>> Start ITEMS

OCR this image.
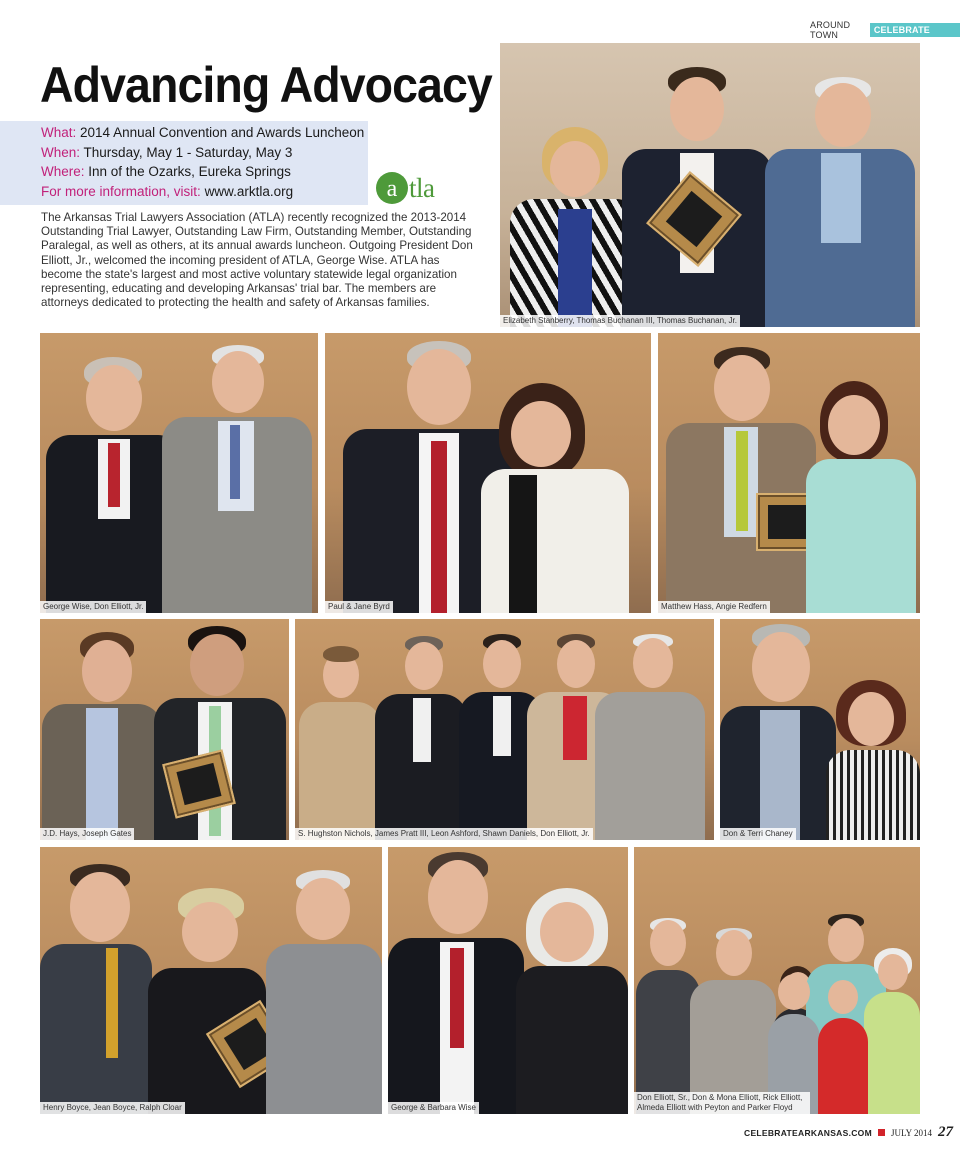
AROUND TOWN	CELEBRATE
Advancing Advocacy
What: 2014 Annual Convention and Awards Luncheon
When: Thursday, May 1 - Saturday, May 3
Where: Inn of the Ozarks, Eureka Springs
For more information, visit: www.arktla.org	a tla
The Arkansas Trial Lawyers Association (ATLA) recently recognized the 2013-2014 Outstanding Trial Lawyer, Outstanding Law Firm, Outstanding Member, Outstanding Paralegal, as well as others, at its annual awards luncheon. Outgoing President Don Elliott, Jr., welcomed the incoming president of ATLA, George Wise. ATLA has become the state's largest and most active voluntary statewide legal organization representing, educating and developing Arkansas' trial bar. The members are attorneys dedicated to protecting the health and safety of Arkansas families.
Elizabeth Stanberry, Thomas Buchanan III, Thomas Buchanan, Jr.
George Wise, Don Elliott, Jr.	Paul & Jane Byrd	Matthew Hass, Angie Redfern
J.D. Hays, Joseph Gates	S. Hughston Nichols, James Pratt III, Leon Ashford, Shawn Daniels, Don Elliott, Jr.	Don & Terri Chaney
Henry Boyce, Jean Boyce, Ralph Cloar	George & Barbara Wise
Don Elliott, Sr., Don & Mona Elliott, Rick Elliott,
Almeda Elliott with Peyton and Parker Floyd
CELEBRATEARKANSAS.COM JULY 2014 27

>> End ITEMS

▶ REQUIRED TASK
Gather each line of the records holding the string "George".

▶ RESULT FOR THIS EXERCISE
The Arkansas Trial Lawyers Association (ATLA) recently recognized the 2013-2014 Outstanding Trial Lawyer, Outstanding Law Firm, Outstanding Member, Outstanding Paralegal, as well as others, at its annual awards luncheon. Outgoing President Don Elliott, Jr., welcomed the incoming president of ATLA, George Wise. ATLA has become the state's largest and most active voluntary statewide legal organization representing, educating and developing Arkansas' trial bar. The members are attorneys dedicated to protecting the health and safety of Arkansas families.
George Wise, Don Elliott, Jr.	Paul & Jane Byrd	Matthew Hass, Angie Redfern
Henry Boyce, Jean Boyce, Ralph Cloar	George & Barbara Wise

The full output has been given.